**What is required:** Filter this material down to the lines that hold "name", copying each one.

**Data lines:**
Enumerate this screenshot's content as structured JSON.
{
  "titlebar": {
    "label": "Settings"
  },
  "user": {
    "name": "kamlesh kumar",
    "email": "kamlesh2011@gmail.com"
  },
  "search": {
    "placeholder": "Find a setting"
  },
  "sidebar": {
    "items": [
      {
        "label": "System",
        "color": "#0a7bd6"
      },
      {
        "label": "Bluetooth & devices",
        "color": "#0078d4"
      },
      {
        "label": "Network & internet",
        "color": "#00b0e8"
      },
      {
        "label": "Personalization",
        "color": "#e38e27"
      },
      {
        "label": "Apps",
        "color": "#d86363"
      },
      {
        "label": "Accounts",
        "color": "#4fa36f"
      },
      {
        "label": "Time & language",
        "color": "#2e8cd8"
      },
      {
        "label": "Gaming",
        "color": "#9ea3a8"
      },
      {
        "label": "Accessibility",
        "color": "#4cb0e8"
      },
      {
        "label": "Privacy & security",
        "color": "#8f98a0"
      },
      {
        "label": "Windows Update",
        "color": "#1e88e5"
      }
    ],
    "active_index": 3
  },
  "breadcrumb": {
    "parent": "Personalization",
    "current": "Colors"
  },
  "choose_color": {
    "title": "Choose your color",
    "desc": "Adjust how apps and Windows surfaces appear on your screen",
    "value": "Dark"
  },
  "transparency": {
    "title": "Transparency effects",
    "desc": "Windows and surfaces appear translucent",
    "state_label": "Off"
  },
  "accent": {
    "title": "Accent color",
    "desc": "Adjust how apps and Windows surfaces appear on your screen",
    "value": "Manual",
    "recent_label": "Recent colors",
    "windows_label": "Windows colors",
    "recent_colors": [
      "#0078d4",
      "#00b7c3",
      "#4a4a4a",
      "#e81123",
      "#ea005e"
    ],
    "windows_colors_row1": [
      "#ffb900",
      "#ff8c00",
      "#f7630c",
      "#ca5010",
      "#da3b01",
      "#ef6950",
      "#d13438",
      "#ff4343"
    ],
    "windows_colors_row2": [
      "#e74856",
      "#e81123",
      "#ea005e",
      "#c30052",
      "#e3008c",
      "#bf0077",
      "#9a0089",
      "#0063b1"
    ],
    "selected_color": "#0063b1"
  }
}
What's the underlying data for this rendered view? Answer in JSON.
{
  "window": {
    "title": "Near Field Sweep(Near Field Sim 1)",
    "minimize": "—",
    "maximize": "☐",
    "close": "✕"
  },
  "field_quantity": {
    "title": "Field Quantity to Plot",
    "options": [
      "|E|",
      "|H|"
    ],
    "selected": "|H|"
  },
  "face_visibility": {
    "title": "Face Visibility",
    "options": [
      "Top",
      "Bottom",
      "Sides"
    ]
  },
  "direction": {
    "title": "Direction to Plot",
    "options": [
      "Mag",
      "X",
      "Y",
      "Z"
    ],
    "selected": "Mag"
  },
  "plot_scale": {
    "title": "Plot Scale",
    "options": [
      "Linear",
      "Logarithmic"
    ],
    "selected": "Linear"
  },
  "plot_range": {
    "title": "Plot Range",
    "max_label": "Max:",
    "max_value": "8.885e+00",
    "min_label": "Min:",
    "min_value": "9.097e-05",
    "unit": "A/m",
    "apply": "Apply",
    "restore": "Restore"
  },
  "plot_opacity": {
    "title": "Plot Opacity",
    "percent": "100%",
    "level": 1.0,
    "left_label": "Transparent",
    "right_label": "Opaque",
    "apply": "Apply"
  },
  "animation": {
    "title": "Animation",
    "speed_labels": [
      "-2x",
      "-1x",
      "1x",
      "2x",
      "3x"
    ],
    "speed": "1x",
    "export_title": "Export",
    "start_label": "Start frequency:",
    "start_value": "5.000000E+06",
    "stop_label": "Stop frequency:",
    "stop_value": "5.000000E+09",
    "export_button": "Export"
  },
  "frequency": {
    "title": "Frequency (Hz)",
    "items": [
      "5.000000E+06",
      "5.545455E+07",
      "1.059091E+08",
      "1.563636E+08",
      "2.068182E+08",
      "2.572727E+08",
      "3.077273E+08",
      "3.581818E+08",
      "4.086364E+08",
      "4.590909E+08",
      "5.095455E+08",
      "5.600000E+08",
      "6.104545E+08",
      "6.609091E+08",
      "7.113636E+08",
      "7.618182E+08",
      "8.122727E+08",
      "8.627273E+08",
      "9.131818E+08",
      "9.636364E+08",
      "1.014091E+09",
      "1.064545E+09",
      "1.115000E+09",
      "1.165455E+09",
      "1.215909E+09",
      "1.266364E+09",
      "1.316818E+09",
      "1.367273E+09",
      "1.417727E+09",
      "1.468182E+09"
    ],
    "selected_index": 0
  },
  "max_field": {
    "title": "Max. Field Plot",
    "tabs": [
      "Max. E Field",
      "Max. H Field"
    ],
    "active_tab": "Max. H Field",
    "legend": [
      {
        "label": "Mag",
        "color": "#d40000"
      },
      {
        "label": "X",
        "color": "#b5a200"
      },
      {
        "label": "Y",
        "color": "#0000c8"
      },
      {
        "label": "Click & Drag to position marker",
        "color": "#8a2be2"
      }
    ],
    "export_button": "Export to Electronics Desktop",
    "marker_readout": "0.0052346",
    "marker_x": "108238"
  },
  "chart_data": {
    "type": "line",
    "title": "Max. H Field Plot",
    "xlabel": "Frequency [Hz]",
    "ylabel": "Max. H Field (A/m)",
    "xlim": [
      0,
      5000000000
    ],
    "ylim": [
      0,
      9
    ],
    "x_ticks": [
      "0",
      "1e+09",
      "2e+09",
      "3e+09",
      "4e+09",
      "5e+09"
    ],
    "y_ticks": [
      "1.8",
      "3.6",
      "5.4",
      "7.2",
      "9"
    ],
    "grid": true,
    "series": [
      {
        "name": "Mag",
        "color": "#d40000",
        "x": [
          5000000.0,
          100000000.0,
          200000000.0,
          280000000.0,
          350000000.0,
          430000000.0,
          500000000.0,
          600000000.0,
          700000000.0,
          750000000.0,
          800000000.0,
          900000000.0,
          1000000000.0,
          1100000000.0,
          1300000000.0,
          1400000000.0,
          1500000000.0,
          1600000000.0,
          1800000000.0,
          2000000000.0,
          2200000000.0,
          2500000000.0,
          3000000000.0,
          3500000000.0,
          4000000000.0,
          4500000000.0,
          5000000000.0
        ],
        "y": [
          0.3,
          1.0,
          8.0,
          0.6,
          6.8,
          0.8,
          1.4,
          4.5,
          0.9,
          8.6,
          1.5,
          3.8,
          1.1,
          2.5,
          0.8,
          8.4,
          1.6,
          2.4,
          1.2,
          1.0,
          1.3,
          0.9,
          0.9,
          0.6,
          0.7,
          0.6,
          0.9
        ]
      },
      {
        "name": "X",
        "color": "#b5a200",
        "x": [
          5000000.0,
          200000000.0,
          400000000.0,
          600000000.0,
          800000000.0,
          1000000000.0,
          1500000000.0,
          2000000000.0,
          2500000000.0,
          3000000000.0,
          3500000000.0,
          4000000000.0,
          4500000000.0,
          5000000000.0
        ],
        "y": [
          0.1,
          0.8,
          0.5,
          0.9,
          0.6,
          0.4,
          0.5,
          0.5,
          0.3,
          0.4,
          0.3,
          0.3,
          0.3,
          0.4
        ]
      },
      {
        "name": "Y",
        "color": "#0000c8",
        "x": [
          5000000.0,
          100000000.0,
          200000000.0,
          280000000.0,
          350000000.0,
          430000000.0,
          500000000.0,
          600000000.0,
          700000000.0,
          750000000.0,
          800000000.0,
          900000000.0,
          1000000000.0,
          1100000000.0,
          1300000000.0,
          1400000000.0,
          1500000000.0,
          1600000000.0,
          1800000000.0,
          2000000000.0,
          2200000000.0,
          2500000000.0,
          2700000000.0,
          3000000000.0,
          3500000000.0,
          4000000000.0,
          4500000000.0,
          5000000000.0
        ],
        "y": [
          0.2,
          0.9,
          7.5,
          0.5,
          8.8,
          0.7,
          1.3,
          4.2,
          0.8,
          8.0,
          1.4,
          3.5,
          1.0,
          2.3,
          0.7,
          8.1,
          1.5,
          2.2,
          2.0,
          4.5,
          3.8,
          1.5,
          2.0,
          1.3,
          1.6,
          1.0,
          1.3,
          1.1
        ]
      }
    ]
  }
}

**Answer to the problem:**
    "name": "kamlesh kumar",
        "name": "Mag",
        "name": "X",
        "name": "Y",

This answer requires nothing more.